[Recorded data]
▶
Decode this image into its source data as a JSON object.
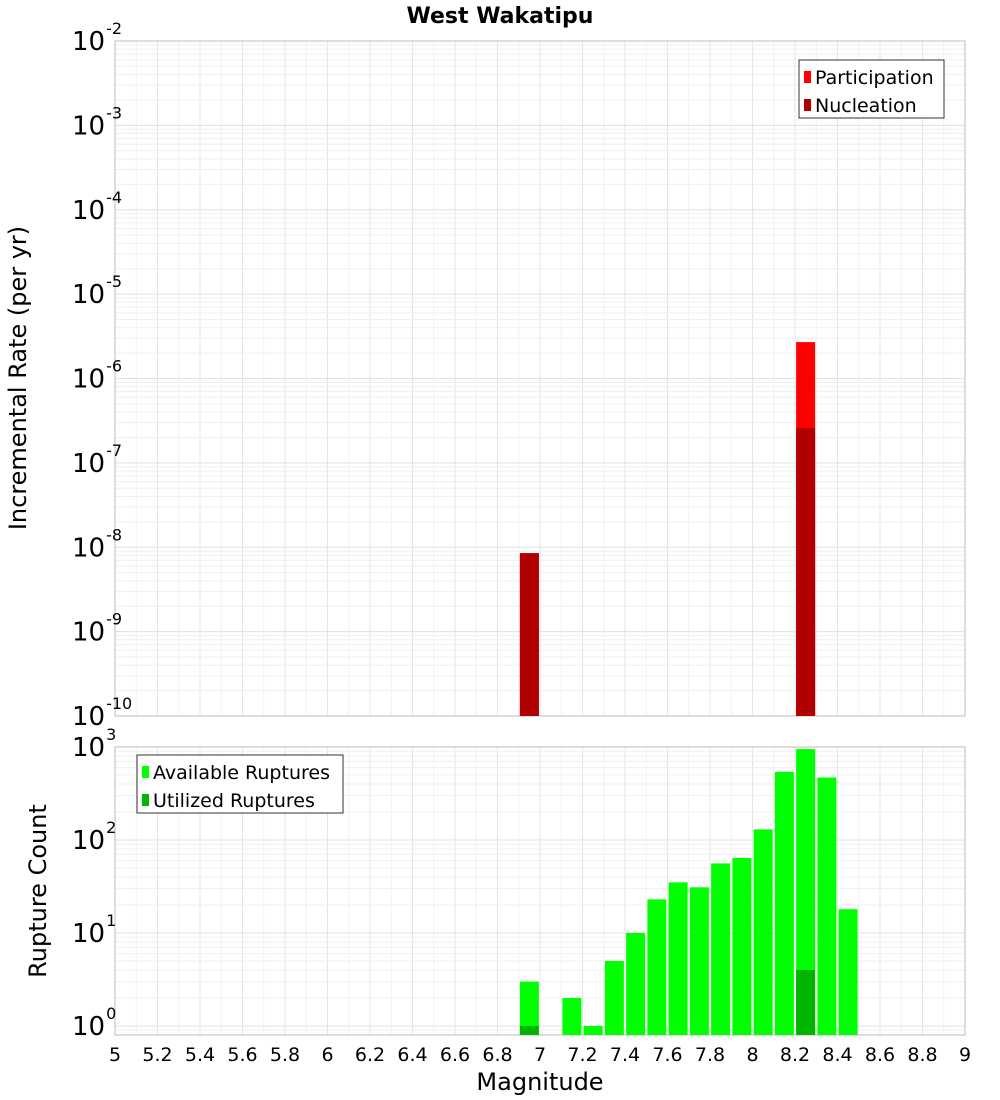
{
  "chart_data": [
    {
      "type": "bar",
      "title": "West Wakatipu",
      "ylabel": "Incremental Rate (per yr)",
      "yscale": "log",
      "ylim": [
        1e-10,
        0.01
      ],
      "xlim": [
        5,
        9
      ],
      "ytick_base": "10",
      "yticks": [
        {
          "value": 1e-10,
          "exp": "-10"
        },
        {
          "value": 1e-09,
          "exp": "-9"
        },
        {
          "value": 1e-08,
          "exp": "-8"
        },
        {
          "value": 1e-07,
          "exp": "-7"
        },
        {
          "value": 1e-06,
          "exp": "-6"
        },
        {
          "value": 1e-05,
          "exp": "-5"
        },
        {
          "value": 0.0001,
          "exp": "-4"
        },
        {
          "value": 0.001,
          "exp": "-3"
        },
        {
          "value": 0.01,
          "exp": "-2"
        }
      ],
      "legend": {
        "position": "top-right",
        "entries": [
          "Participation",
          "Nucleation"
        ]
      },
      "series": [
        {
          "name": "Participation",
          "color": "#ff0000",
          "points": [
            {
              "x": 6.95,
              "y": 8.5e-09
            },
            {
              "x": 8.25,
              "y": 2.7e-06
            }
          ]
        },
        {
          "name": "Nucleation",
          "color": "#b00000",
          "points": [
            {
              "x": 6.95,
              "y": 8.5e-09
            },
            {
              "x": 8.25,
              "y": 2.6e-07
            }
          ]
        }
      ],
      "grid": true
    },
    {
      "type": "bar",
      "xlabel": "Magnitude",
      "ylabel": "Rupture Count",
      "yscale": "log",
      "ylim": [
        0.8,
        1000
      ],
      "xlim": [
        5,
        9
      ],
      "ytick_base": "10",
      "yticks": [
        {
          "value": 1,
          "exp": "0"
        },
        {
          "value": 10,
          "exp": "1"
        },
        {
          "value": 100,
          "exp": "2"
        },
        {
          "value": 1000,
          "exp": "3"
        }
      ],
      "xticks": [
        "5",
        "5.2",
        "5.4",
        "5.6",
        "5.8",
        "6",
        "6.2",
        "6.4",
        "6.6",
        "6.8",
        "7",
        "7.2",
        "7.4",
        "7.6",
        "7.8",
        "8",
        "8.2",
        "8.4",
        "8.6",
        "8.8",
        "9"
      ],
      "legend": {
        "position": "top-left",
        "entries": [
          "Available Ruptures",
          "Utilized Ruptures"
        ]
      },
      "series": [
        {
          "name": "Available Ruptures",
          "color": "#00ff00",
          "points": [
            {
              "x": 6.95,
              "y": 3
            },
            {
              "x": 7.15,
              "y": 2
            },
            {
              "x": 7.25,
              "y": 1
            },
            {
              "x": 7.35,
              "y": 5
            },
            {
              "x": 7.45,
              "y": 10
            },
            {
              "x": 7.55,
              "y": 23
            },
            {
              "x": 7.65,
              "y": 35
            },
            {
              "x": 7.75,
              "y": 31
            },
            {
              "x": 7.85,
              "y": 56
            },
            {
              "x": 7.95,
              "y": 64
            },
            {
              "x": 8.05,
              "y": 130
            },
            {
              "x": 8.15,
              "y": 540
            },
            {
              "x": 8.25,
              "y": 950
            },
            {
              "x": 8.35,
              "y": 470
            },
            {
              "x": 8.45,
              "y": 18
            }
          ]
        },
        {
          "name": "Utilized Ruptures",
          "color": "#00b400",
          "points": [
            {
              "x": 6.95,
              "y": 1
            },
            {
              "x": 8.25,
              "y": 4
            }
          ]
        }
      ],
      "grid": true
    }
  ]
}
◀
** Exercise details **
Of the lines in the material above, state how many contain the string "name"; give no other text.

** Written response **
4